** begin Exercise inputs **

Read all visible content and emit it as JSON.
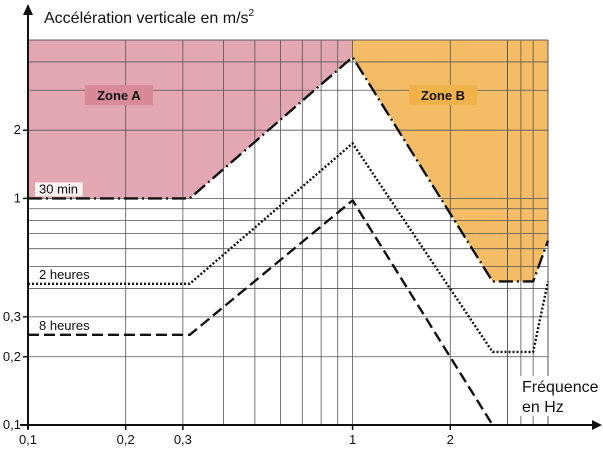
{
  "chart_data": {
    "type": "line",
    "title": "",
    "ylabel": "Accélération verticale en m/s",
    "ylabel_superscript": "2",
    "xlabel_line1": "Fréquence",
    "xlabel_line2": "en Hz",
    "x_scale": "log",
    "y_scale": "log",
    "xlim": [
      0.1,
      4
    ],
    "ylim": [
      0.1,
      5
    ],
    "x_ticks": [
      {
        "value": 0.1,
        "label": "0,1"
      },
      {
        "value": 0.2,
        "label": "0,2"
      },
      {
        "value": 0.3,
        "label": "0,3"
      },
      {
        "value": 1,
        "label": "1"
      },
      {
        "value": 2,
        "label": "2"
      }
    ],
    "y_ticks": [
      {
        "value": 0.1,
        "label": "0,1"
      },
      {
        "value": 0.2,
        "label": "0,2"
      },
      {
        "value": 0.3,
        "label": "0,3"
      },
      {
        "value": 1,
        "label": "1"
      },
      {
        "value": 2,
        "label": "2"
      }
    ],
    "grid": true,
    "zones": [
      {
        "name": "Zone A",
        "color": "#d98a98"
      },
      {
        "name": "Zone B",
        "color": "#f2b24a"
      }
    ],
    "series": [
      {
        "name": "30 min",
        "style": "dash-dot",
        "points": [
          [
            0.1,
            1
          ],
          [
            0.315,
            1
          ],
          [
            1,
            4.2
          ],
          [
            2.7,
            0.43
          ],
          [
            3.6,
            0.43
          ],
          [
            4,
            0.65
          ]
        ]
      },
      {
        "name": "2 heures",
        "style": "dotted",
        "points": [
          [
            0.1,
            0.42
          ],
          [
            0.315,
            0.42
          ],
          [
            1,
            1.75
          ],
          [
            2.7,
            0.21
          ],
          [
            3.6,
            0.21
          ],
          [
            4,
            0.43
          ]
        ]
      },
      {
        "name": "8 heures",
        "style": "dashed",
        "points": [
          [
            0.1,
            0.25
          ],
          [
            0.315,
            0.25
          ],
          [
            1,
            0.98
          ],
          [
            2.7,
            0.1
          ]
        ]
      }
    ]
  }
}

** end Exercise inputs **

Direction >> From the listing above, copy out each line where the word "name" appears.

Answer for the task >>
        "name": "Zone A",
        "name": "Zone B",
        "name": "30 min",
        "name": "2 heures",
        "name": "8 heures",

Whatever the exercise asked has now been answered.